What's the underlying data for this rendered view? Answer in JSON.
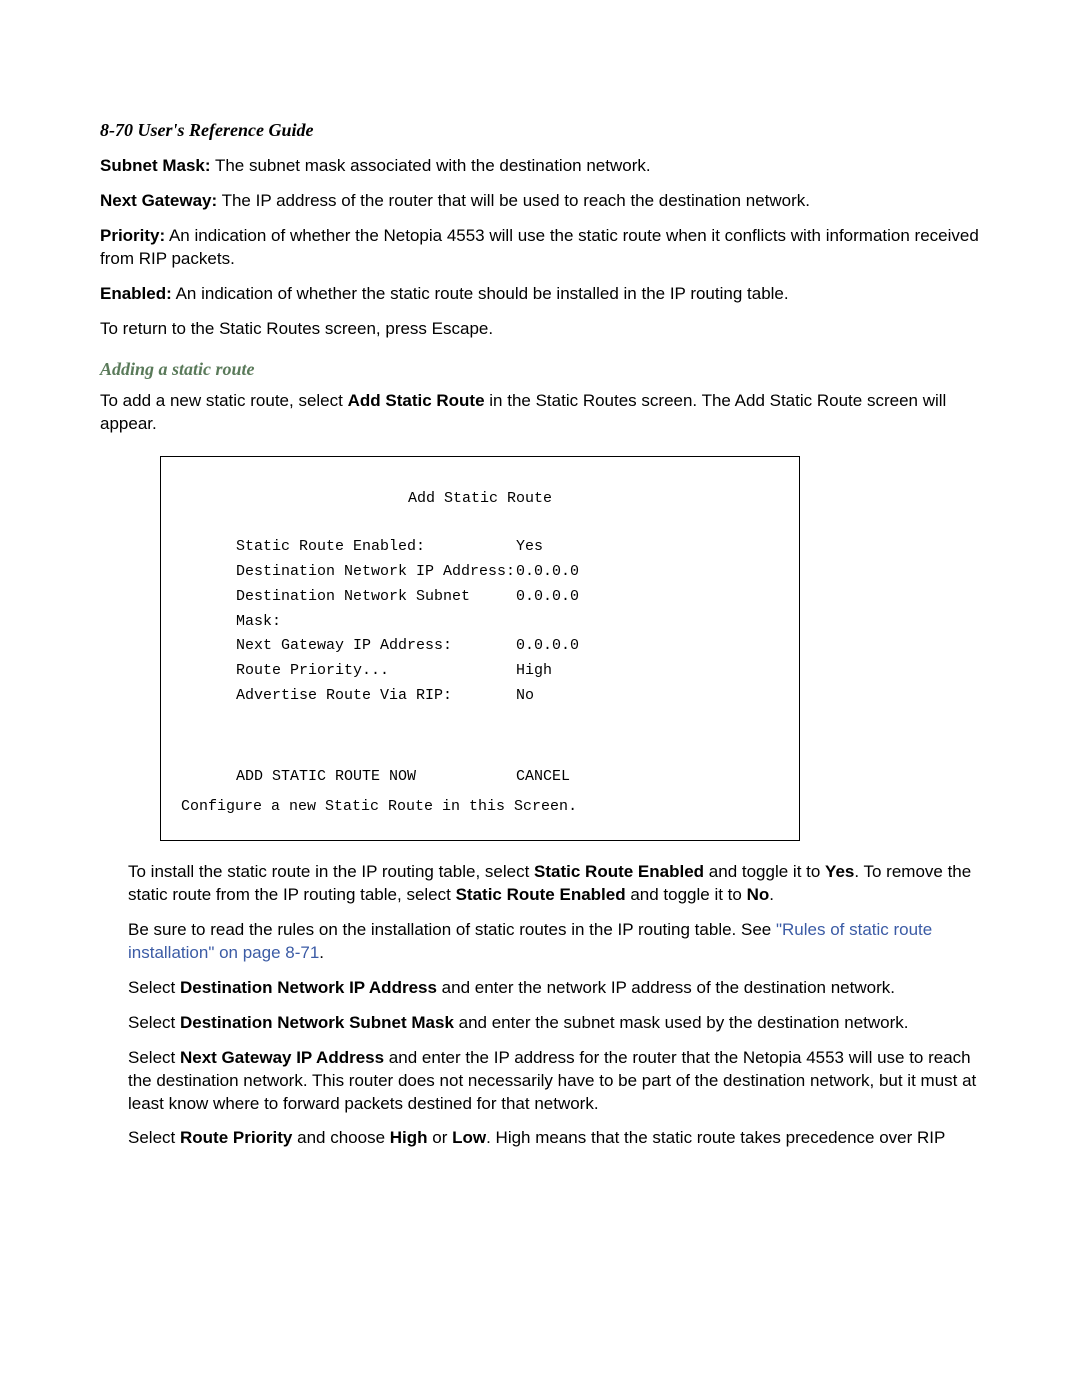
{
  "header": "8-70  User's Reference Guide",
  "definitions": {
    "subnet_mask_label": "Subnet Mask:",
    "subnet_mask_text": " The subnet mask associated with the destination network.",
    "next_gateway_label": "Next Gateway:",
    "next_gateway_text": " The IP address of the router that will be used to reach the destination network.",
    "priority_label": "Priority:",
    "priority_text": " An indication of whether the Netopia 4553 will use the static route when it conflicts with information received from RIP packets.",
    "enabled_label": "Enabled:",
    "enabled_text": " An indication of whether the static route should be installed in the IP routing table.",
    "return_text": "To return to the Static Routes screen, press Escape."
  },
  "section": {
    "heading": "Adding a static route",
    "intro_pre": "To add a new static route, select ",
    "intro_bold": "Add Static Route",
    "intro_post": " in the Static Routes screen. The Add Static Route screen will appear."
  },
  "screen": {
    "title": "Add Static Route",
    "rows": [
      {
        "label": "Static Route Enabled:",
        "value": "Yes"
      },
      {
        "label": "Destination Network IP Address:",
        "value": "0.0.0.0"
      },
      {
        "label": "Destination Network Subnet Mask:",
        "value": "0.0.0.0"
      },
      {
        "label": "Next Gateway IP Address:",
        "value": "0.0.0.0"
      },
      {
        "label": "Route Priority...",
        "value": "High"
      },
      {
        "label": "Advertise Route Via RIP:",
        "value": "No"
      }
    ],
    "action_left": "ADD STATIC ROUTE NOW",
    "action_right": "CANCEL",
    "footer": "Configure a new Static Route in this Screen."
  },
  "body": {
    "p1_pre": "To install the static route in the IP routing table, select ",
    "p1_b1": "Static Route Enabled",
    "p1_mid1": " and toggle it to ",
    "p1_b2": "Yes",
    "p1_mid2": ". To remove the static route from the IP routing table, select ",
    "p1_b3": "Static Route Enabled",
    "p1_mid3": " and toggle it to ",
    "p1_b4": "No",
    "p1_end": ".",
    "p2_pre": "Be sure to read the rules on the installation of static routes in the IP routing table. See ",
    "p2_link": "\"Rules of static route installation\" on page 8-71",
    "p2_end": ".",
    "p3_pre": "Select ",
    "p3_b": "Destination Network IP Address",
    "p3_post": " and enter the network IP address of the destination network.",
    "p4_pre": "Select ",
    "p4_b": "Destination Network Subnet Mask",
    "p4_post": " and enter the subnet mask used by the destination network.",
    "p5_pre": "Select ",
    "p5_b": "Next Gateway IP Address",
    "p5_post": " and enter the IP address for the router that the Netopia 4553 will use to reach the destination network. This router does not necessarily have to be part of the destination network, but it must at least know where to forward packets destined for that network.",
    "p6_pre": "Select ",
    "p6_b1": "Route Priority",
    "p6_mid1": " and choose ",
    "p6_b2": "High",
    "p6_mid2": " or ",
    "p6_b3": "Low",
    "p6_post": ". High means that the static route takes precedence over RIP"
  }
}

Problem details:
Quote all the lines above exactly as given. Do not include the pictures.

Solution to this problem:
What's the underlying data for this rendered view? Answer in JSON.
{
  "header": "8-70  User's Reference Guide",
  "definitions": {
    "subnet_mask_label": "Subnet Mask:",
    "subnet_mask_text": " The subnet mask associated with the destination network.",
    "next_gateway_label": "Next Gateway:",
    "next_gateway_text": " The IP address of the router that will be used to reach the destination network.",
    "priority_label": "Priority:",
    "priority_text": " An indication of whether the Netopia 4553 will use the static route when it conflicts with information received from RIP packets.",
    "enabled_label": "Enabled:",
    "enabled_text": " An indication of whether the static route should be installed in the IP routing table.",
    "return_text": "To return to the Static Routes screen, press Escape."
  },
  "section": {
    "heading": "Adding a static route",
    "intro_pre": "To add a new static route, select ",
    "intro_bold": "Add Static Route",
    "intro_post": " in the Static Routes screen. The Add Static Route screen will appear."
  },
  "screen": {
    "title": "Add Static Route",
    "rows": [
      {
        "label": "Static Route Enabled:",
        "value": "Yes"
      },
      {
        "label": "Destination Network IP Address:",
        "value": "0.0.0.0"
      },
      {
        "label": "Destination Network Subnet Mask:",
        "value": "0.0.0.0"
      },
      {
        "label": "Next Gateway IP Address:",
        "value": "0.0.0.0"
      },
      {
        "label": "Route Priority...",
        "value": "High"
      },
      {
        "label": "Advertise Route Via RIP:",
        "value": "No"
      }
    ],
    "action_left": "ADD STATIC ROUTE NOW",
    "action_right": "CANCEL",
    "footer": "Configure a new Static Route in this Screen."
  },
  "body": {
    "p1_pre": "To install the static route in the IP routing table, select ",
    "p1_b1": "Static Route Enabled",
    "p1_mid1": " and toggle it to ",
    "p1_b2": "Yes",
    "p1_mid2": ". To remove the static route from the IP routing table, select ",
    "p1_b3": "Static Route Enabled",
    "p1_mid3": " and toggle it to ",
    "p1_b4": "No",
    "p1_end": ".",
    "p2_pre": "Be sure to read the rules on the installation of static routes in the IP routing table. See ",
    "p2_link": "\"Rules of static route installation\" on page 8-71",
    "p2_end": ".",
    "p3_pre": "Select ",
    "p3_b": "Destination Network IP Address",
    "p3_post": " and enter the network IP address of the destination network.",
    "p4_pre": "Select ",
    "p4_b": "Destination Network Subnet Mask",
    "p4_post": " and enter the subnet mask used by the destination network.",
    "p5_pre": "Select ",
    "p5_b": "Next Gateway IP Address",
    "p5_post": " and enter the IP address for the router that the Netopia 4553 will use to reach the destination network. This router does not necessarily have to be part of the destination network, but it must at least know where to forward packets destined for that network.",
    "p6_pre": "Select ",
    "p6_b1": "Route Priority",
    "p6_mid1": " and choose ",
    "p6_b2": "High",
    "p6_mid2": " or ",
    "p6_b3": "Low",
    "p6_post": ". High means that the static route takes precedence over RIP"
  }
}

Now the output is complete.